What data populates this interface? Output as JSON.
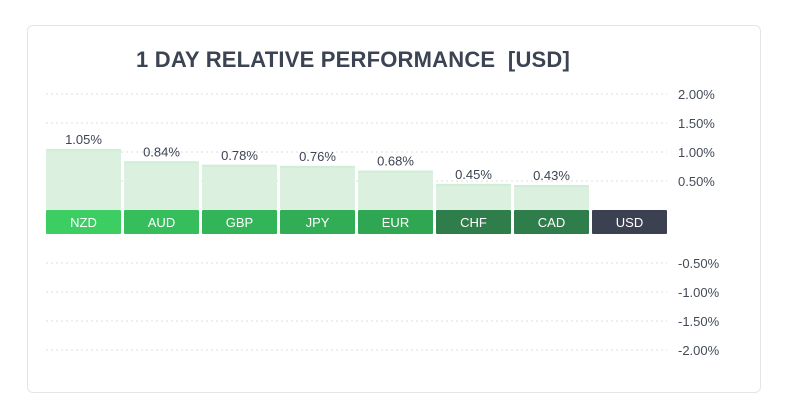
{
  "colors": {
    "card_border": "#e3e5e8",
    "grid": "#d9dde2",
    "bar_fill": "#dbf0df",
    "bar_fill_top": "#cfeed6",
    "label_text": "#3c4453",
    "tick_text": "#444b57",
    "strip_text": "#ffffff"
  },
  "chart_data": {
    "type": "bar",
    "title": "1 DAY RELATIVE PERFORMANCE  [USD]",
    "xlabel": "",
    "ylabel": "",
    "ylim": [
      -2.0,
      2.0
    ],
    "y_ticks": [
      {
        "value": 2.0,
        "label": "2.00%"
      },
      {
        "value": 1.5,
        "label": "1.50%"
      },
      {
        "value": 1.0,
        "label": "1.00%"
      },
      {
        "value": 0.5,
        "label": "0.50%"
      },
      {
        "value": -0.5,
        "label": "-0.50%"
      },
      {
        "value": -1.0,
        "label": "-1.00%"
      },
      {
        "value": -1.5,
        "label": "-1.50%"
      },
      {
        "value": -2.0,
        "label": "-2.00%"
      }
    ],
    "grid": true,
    "legend": "none",
    "categories": [
      "NZD",
      "AUD",
      "GBP",
      "JPY",
      "EUR",
      "CHF",
      "CAD",
      "USD"
    ],
    "values": [
      1.05,
      0.84,
      0.78,
      0.76,
      0.68,
      0.45,
      0.43,
      0
    ],
    "value_labels": [
      "1.05%",
      "0.84%",
      "0.78%",
      "0.76%",
      "0.68%",
      "0.45%",
      "0.43%",
      ""
    ],
    "strip_colors": [
      "#3ccd63",
      "#35be5b",
      "#32b558",
      "#30ad55",
      "#2ea652",
      "#2f7d4a",
      "#2f7d4a",
      "#3b4150"
    ]
  }
}
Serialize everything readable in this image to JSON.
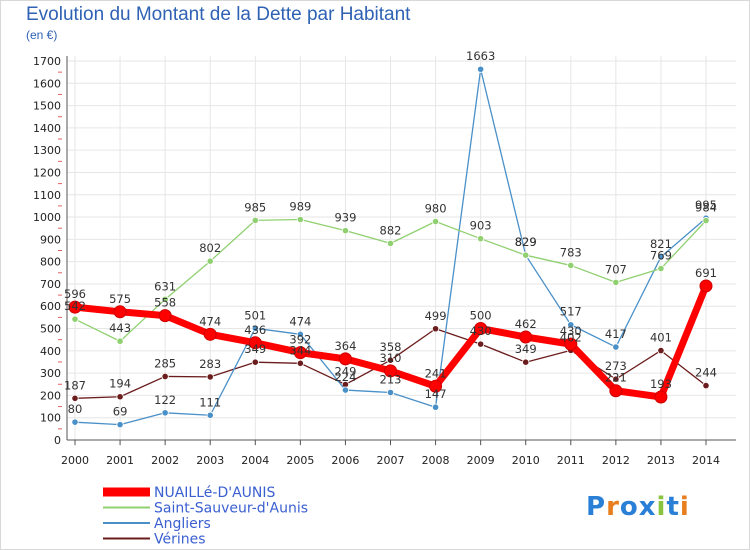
{
  "header": {
    "title": "Evolution du Montant de la Dette par Habitant",
    "unit": "(en €)"
  },
  "brand": {
    "name": "Proxiti"
  },
  "chart_data": {
    "type": "line",
    "title": "Evolution du Montant de la Dette par Habitant",
    "ylabel": "(en €)",
    "xlabel": "",
    "x": [
      "2000",
      "2001",
      "2002",
      "2003",
      "2004",
      "2005",
      "2006",
      "2007",
      "2008",
      "2009",
      "2010",
      "2011",
      "2012",
      "2013",
      "2014"
    ],
    "ylim": [
      0,
      1700
    ],
    "yticks": [
      0,
      100,
      200,
      300,
      400,
      500,
      600,
      700,
      800,
      900,
      1000,
      1100,
      1200,
      1300,
      1400,
      1500,
      1600,
      1700
    ],
    "grid": true,
    "legend_position": "bottom-left",
    "series": [
      {
        "name": "Vérines",
        "color": "#6b1c1c",
        "values": [
          187,
          194,
          285,
          283,
          349,
          344,
          249,
          358,
          499,
          430,
          349,
          402,
          273,
          401,
          244
        ]
      },
      {
        "name": "Angliers",
        "color": "#4a90c8",
        "values": [
          80,
          69,
          122,
          111,
          501,
          474,
          224,
          213,
          147,
          1663,
          829,
          517,
          417,
          821,
          995
        ]
      },
      {
        "name": "Saint-Sauveur-d'Aunis",
        "color": "#90d070",
        "values": [
          542,
          443,
          631,
          802,
          985,
          989,
          939,
          882,
          980,
          903,
          829,
          783,
          707,
          769,
          984
        ]
      },
      {
        "name": "NUAILLé-D'AUNIS",
        "color": "#ff0000",
        "values": [
          596,
          575,
          558,
          474,
          436,
          392,
          364,
          310,
          241,
          500,
          462,
          430,
          221,
          193,
          691
        ]
      }
    ]
  }
}
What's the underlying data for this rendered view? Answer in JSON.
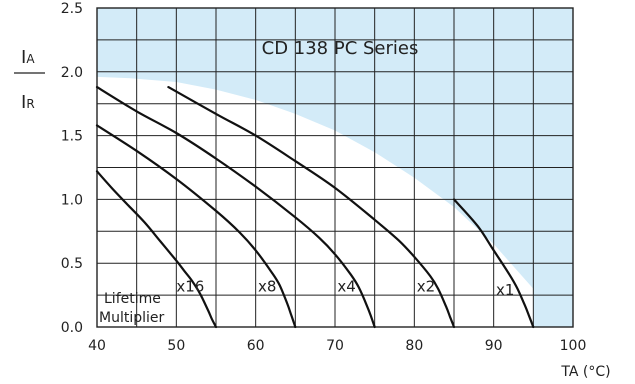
{
  "chart_data": {
    "type": "line",
    "title": "CD 138 PC Series",
    "ylabel_top": "I",
    "ylabel_top_sub": "A",
    "ylabel_bottom": "I",
    "ylabel_bottom_sub": "R",
    "xlabel": "TA (°C)",
    "xlim": [
      40,
      100
    ],
    "ylim": [
      0,
      2.5
    ],
    "x_ticks": [
      "40",
      "50",
      "60",
      "70",
      "80",
      "90",
      "100"
    ],
    "y_ticks": [
      "0.0",
      "0.5",
      "1.0",
      "1.5",
      "2.0",
      "2.5"
    ],
    "grid": true,
    "colors": {
      "forbidden": "#d3ebf8",
      "curve": "#111111",
      "grid": "#222222"
    },
    "boundary": {
      "x": [
        40,
        44,
        50,
        55,
        60,
        65,
        70,
        75,
        80,
        85,
        90,
        95,
        95
      ],
      "y": [
        1.96,
        1.95,
        1.92,
        1.86,
        1.78,
        1.67,
        1.54,
        1.37,
        1.17,
        0.94,
        0.65,
        0.3,
        0
      ]
    },
    "series": [
      {
        "name": "x16",
        "x": [
          40,
          42,
          44,
          46,
          48,
          50,
          51,
          52,
          53,
          54,
          54.5,
          55
        ],
        "y": [
          1.22,
          1.08,
          0.95,
          0.82,
          0.67,
          0.52,
          0.44,
          0.36,
          0.26,
          0.13,
          0.06,
          0
        ]
      },
      {
        "name": "x8",
        "x": [
          40,
          45,
          50,
          55,
          58,
          60,
          62,
          63,
          64,
          64.5,
          65
        ],
        "y": [
          1.58,
          1.38,
          1.16,
          0.91,
          0.74,
          0.6,
          0.43,
          0.33,
          0.18,
          0.09,
          0
        ]
      },
      {
        "name": "x4",
        "x": [
          40,
          45,
          50,
          55,
          60,
          65,
          68,
          70,
          72,
          73,
          74,
          74.5,
          75
        ],
        "y": [
          1.88,
          1.69,
          1.52,
          1.32,
          1.1,
          0.86,
          0.7,
          0.57,
          0.41,
          0.31,
          0.17,
          0.09,
          0
        ]
      },
      {
        "name": "x2",
        "x": [
          49,
          55,
          60,
          65,
          70,
          75,
          78,
          80,
          82,
          83,
          84,
          84.5,
          85
        ],
        "y": [
          1.88,
          1.67,
          1.5,
          1.3,
          1.09,
          0.84,
          0.68,
          0.55,
          0.4,
          0.3,
          0.16,
          0.08,
          0
        ]
      },
      {
        "name": "x1",
        "x": [
          85,
          88,
          90,
          92,
          93,
          94,
          94.5,
          95
        ],
        "y": [
          1.0,
          0.79,
          0.6,
          0.41,
          0.3,
          0.16,
          0.08,
          0
        ]
      }
    ],
    "annotations": [
      {
        "text": "x16",
        "x": 50.0,
        "y": 0.28
      },
      {
        "text": "x8",
        "x": 60.3,
        "y": 0.28
      },
      {
        "text": "x4",
        "x": 70.3,
        "y": 0.28
      },
      {
        "text": "x2",
        "x": 80.3,
        "y": 0.28
      },
      {
        "text": "x1",
        "x": 90.3,
        "y": 0.25
      }
    ],
    "corner_label": [
      "Lifetime",
      "Multiplier"
    ]
  }
}
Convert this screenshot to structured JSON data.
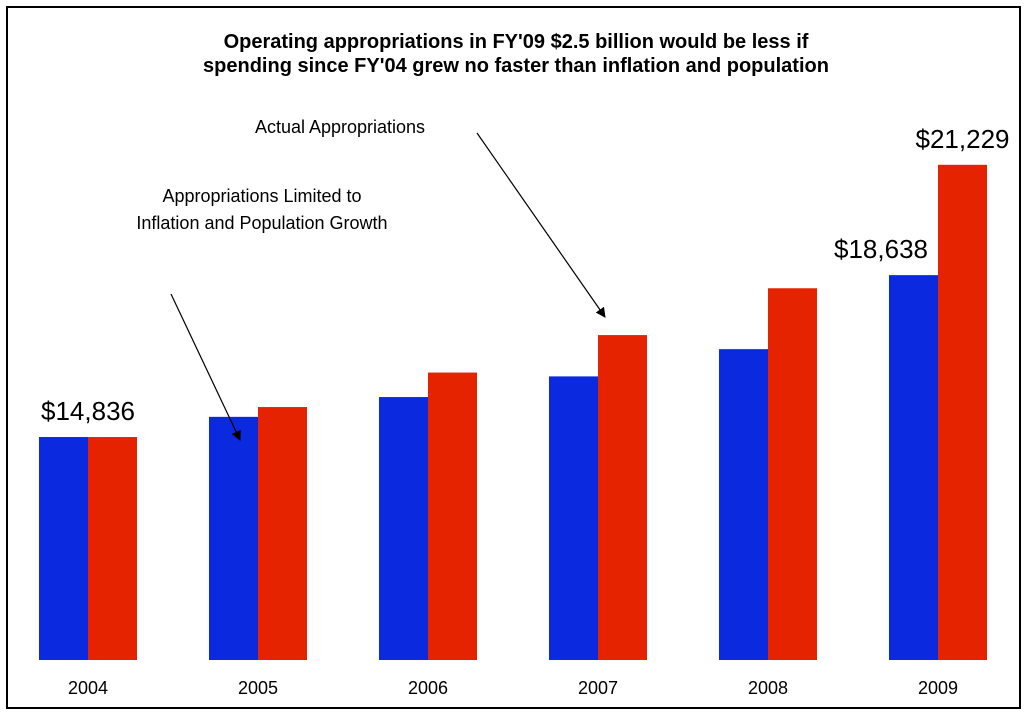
{
  "chart_data": {
    "type": "bar",
    "title_lines": [
      "Operating appropriations in FY'09 $2.5 billion would be less if",
      "spending since FY'04 grew no faster than inflation and population"
    ],
    "categories": [
      "2004",
      "2005",
      "2006",
      "2007",
      "2008",
      "2009"
    ],
    "series": [
      {
        "name": "Appropriations Limited to Inflation and Population Growth",
        "color": "#0b29de",
        "values": [
          14836,
          15310,
          15775,
          16260,
          16900,
          18638
        ]
      },
      {
        "name": "Actual Appropriations",
        "color": "#e52300",
        "values": [
          14836,
          15540,
          16350,
          17230,
          18330,
          21229
        ]
      }
    ],
    "ylim": [
      9600,
      21600
    ],
    "grid": false,
    "legend": "none",
    "data_labels": [
      {
        "series": 0,
        "index": 0,
        "text": "$14,836"
      },
      {
        "series": 0,
        "index": 5,
        "text": "$18,638"
      },
      {
        "series": 1,
        "index": 5,
        "text": "$21,229"
      }
    ],
    "annotations": {
      "actual_label": "Actual Appropriations",
      "limited_label_lines": [
        "Appropriations Limited to",
        "Inflation and Population Growth"
      ]
    }
  }
}
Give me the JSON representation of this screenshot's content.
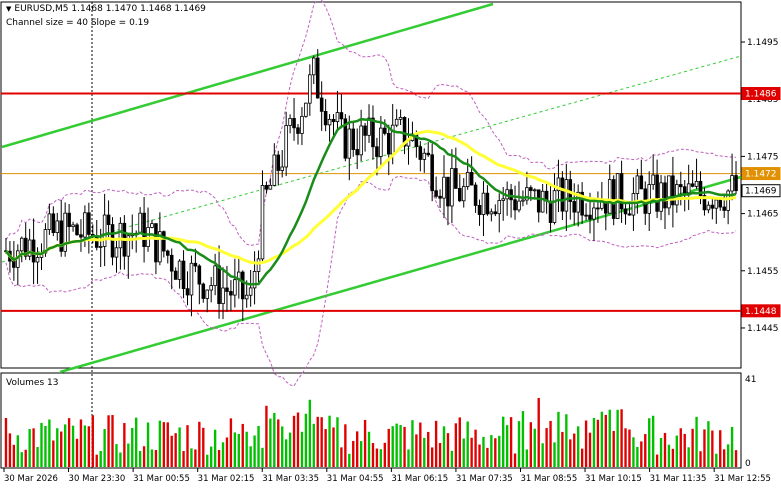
{
  "header": {
    "symbol_line": "EURUSD,M5  1.1468 1.1470 1.1468 1.1469",
    "channel_line": "Channel size = 40 Slope = 0.19"
  },
  "volumes_label": "Volumes 13",
  "price_axis": {
    "min": 1.1438,
    "max": 1.1502,
    "ticks": [
      "1.1495",
      "1.1485",
      "1.1475",
      "1.1465",
      "1.1455",
      "1.1445"
    ]
  },
  "level_labels": [
    {
      "text": "1.1486",
      "value": 1.1486,
      "color": "#e00000"
    },
    {
      "text": "1.1472",
      "value": 1.1472,
      "color": "#e09000"
    },
    {
      "text": "1.1469",
      "value": 1.1469,
      "color": "#ffffff"
    },
    {
      "text": "1.1448",
      "value": 1.1448,
      "color": "#e00000"
    }
  ],
  "volume_axis": {
    "max_label": "41",
    "min_label": "0"
  },
  "time_axis": [
    "30 Mar 2026",
    "30 Mar 23:30",
    "31 Mar 00:55",
    "31 Mar 02:15",
    "31 Mar 03:35",
    "31 Mar 04:55",
    "31 Mar 06:15",
    "31 Mar 07:35",
    "31 Mar 08:55",
    "31 Mar 10:15",
    "31 Mar 11:35",
    "31 Mar 12:55"
  ],
  "colors": {
    "candles": "#000000",
    "ma_green": "#1a8c1a",
    "ma_yellow": "#ffff33",
    "channel": "#33cc33",
    "bands": "#c060c0",
    "resistance": "#e00000",
    "volume_up": "#00c000",
    "volume_down": "#e00000"
  }
}
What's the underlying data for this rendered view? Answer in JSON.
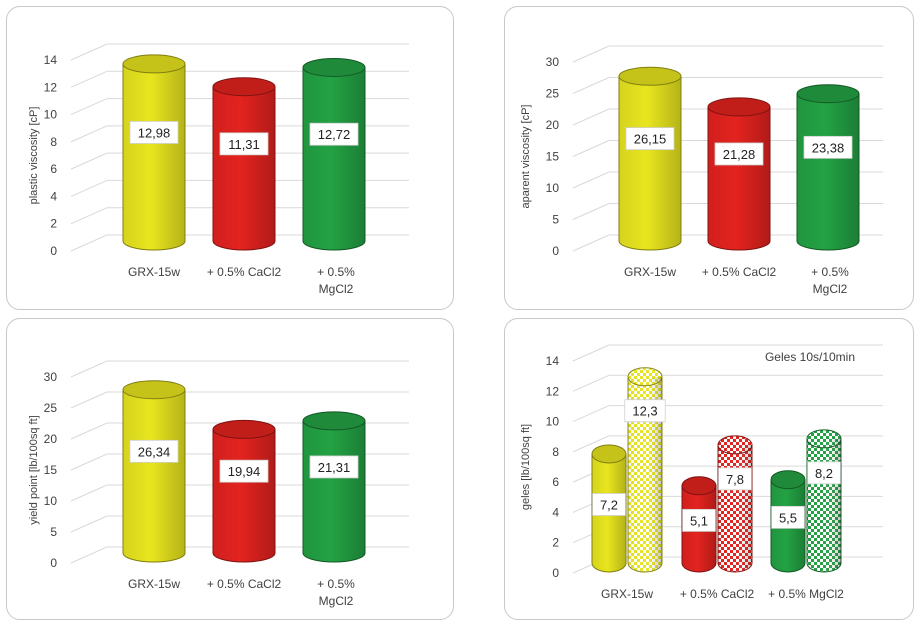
# # # #
OBJECTIVE — Each line that holds the word "screenshot" is to be copied.

CORRECT RESPONSE —
Convert this screenshot to structured JSON data.
Give me the JSON representation of this screenshot's content.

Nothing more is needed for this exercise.